- Material supplied:
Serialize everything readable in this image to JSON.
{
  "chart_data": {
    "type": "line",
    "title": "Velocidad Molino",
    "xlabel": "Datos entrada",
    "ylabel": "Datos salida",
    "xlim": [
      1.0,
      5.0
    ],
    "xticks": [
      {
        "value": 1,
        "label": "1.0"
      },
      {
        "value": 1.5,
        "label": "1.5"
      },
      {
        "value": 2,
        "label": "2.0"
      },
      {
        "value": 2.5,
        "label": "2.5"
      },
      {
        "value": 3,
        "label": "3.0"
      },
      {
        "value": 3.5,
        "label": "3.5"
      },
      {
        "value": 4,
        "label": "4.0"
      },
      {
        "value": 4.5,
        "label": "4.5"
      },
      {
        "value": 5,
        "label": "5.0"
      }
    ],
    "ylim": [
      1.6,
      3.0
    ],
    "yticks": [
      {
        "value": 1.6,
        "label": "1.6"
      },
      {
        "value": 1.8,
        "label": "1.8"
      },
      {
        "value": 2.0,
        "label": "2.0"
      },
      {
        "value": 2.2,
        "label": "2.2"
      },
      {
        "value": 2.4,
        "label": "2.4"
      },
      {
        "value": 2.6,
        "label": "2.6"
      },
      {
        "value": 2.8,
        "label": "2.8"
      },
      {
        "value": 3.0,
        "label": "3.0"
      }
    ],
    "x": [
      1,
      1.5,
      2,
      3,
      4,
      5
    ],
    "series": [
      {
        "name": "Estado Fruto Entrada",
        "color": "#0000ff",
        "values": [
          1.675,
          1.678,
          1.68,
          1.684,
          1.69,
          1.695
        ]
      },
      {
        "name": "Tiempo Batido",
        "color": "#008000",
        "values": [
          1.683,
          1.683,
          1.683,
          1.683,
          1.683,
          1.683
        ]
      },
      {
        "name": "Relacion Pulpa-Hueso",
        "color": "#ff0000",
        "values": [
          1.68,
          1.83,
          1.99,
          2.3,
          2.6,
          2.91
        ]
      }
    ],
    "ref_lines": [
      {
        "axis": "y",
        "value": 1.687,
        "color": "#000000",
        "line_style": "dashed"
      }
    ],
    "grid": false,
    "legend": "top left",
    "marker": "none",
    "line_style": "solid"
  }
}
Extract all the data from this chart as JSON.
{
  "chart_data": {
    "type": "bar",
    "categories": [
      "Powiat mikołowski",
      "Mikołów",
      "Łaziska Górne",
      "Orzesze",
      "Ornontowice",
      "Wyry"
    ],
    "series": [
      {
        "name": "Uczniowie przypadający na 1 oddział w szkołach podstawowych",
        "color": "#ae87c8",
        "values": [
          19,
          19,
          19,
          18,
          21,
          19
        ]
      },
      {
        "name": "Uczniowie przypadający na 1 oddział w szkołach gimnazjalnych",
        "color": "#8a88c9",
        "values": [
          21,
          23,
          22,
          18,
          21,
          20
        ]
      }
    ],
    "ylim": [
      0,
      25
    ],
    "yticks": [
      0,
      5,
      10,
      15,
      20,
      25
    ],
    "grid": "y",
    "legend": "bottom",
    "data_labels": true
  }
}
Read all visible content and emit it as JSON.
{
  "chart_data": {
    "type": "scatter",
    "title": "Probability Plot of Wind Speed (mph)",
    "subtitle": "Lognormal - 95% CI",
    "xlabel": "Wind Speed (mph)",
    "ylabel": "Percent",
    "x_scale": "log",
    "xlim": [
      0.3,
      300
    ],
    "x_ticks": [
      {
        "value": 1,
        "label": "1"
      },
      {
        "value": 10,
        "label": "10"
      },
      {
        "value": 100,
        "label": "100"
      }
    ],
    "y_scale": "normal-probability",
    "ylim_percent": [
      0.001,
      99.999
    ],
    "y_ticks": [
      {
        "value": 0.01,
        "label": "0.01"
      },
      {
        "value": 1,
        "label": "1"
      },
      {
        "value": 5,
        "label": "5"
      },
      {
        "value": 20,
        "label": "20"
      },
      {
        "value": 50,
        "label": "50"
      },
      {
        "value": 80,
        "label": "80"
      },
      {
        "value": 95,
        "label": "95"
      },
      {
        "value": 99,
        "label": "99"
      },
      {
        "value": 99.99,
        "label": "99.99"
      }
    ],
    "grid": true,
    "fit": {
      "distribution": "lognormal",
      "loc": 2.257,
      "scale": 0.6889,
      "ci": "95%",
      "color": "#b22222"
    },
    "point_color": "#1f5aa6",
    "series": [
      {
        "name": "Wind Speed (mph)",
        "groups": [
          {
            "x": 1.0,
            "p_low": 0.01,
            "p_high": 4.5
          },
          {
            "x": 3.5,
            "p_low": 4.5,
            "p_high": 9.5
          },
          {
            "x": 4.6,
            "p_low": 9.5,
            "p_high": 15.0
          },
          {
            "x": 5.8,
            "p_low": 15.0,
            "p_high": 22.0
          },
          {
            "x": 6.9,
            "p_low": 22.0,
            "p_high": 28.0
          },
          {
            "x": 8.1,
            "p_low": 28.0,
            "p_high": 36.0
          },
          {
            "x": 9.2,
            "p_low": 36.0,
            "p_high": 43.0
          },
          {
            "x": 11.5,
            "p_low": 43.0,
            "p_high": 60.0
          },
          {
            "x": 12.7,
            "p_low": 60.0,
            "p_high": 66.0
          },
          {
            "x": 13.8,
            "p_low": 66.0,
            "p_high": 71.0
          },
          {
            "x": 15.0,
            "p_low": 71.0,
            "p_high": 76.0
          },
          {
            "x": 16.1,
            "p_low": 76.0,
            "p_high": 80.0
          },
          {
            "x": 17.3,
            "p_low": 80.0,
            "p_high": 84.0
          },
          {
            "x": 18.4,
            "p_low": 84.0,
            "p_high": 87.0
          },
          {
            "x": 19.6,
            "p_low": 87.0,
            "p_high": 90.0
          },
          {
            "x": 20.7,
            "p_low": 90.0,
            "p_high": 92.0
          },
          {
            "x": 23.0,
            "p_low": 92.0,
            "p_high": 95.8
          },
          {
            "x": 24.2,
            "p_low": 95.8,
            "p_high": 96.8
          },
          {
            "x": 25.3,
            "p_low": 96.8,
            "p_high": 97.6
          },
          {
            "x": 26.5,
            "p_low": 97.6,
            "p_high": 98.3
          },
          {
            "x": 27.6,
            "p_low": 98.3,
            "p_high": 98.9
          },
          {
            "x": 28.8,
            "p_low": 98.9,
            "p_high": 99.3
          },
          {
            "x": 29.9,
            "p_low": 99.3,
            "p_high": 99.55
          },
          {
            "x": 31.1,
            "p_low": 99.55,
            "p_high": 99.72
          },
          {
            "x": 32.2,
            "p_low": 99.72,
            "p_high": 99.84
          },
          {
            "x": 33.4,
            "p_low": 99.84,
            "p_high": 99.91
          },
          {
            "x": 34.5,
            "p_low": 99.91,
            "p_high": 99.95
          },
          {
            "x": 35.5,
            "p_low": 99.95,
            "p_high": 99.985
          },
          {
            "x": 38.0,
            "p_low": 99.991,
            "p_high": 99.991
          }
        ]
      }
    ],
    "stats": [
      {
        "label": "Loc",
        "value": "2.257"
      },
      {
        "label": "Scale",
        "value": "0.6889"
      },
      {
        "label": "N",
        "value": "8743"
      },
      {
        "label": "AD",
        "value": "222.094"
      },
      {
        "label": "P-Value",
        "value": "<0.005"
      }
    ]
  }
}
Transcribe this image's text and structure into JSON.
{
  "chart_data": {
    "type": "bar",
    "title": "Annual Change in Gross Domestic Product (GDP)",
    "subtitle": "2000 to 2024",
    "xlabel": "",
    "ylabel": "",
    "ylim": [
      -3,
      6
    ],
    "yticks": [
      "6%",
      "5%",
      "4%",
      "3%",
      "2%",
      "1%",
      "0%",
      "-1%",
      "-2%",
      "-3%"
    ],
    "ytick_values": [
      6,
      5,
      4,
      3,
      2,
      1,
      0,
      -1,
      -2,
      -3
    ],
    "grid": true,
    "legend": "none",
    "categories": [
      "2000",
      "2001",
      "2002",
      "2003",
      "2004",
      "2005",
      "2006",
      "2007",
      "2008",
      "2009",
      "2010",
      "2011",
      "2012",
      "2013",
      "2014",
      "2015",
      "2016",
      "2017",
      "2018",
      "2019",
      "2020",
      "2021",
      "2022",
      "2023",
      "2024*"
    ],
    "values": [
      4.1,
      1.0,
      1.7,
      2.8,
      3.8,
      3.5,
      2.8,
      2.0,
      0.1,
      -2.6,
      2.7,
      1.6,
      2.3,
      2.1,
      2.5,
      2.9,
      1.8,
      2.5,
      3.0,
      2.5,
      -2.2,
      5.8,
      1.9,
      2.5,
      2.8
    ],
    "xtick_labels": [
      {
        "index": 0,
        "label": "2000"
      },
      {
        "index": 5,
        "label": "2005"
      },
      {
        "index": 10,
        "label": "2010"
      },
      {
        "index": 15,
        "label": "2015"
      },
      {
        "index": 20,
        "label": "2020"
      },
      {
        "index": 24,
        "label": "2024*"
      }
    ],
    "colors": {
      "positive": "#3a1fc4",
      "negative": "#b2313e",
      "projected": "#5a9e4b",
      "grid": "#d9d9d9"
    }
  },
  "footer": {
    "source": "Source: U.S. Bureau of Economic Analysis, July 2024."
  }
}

- Request:
Copy each line that contains the word "subtitle".

- Solution to this problem:
    "subtitle": "Lognormal - 95% CI",
    "subtitle": "2000 to 2024",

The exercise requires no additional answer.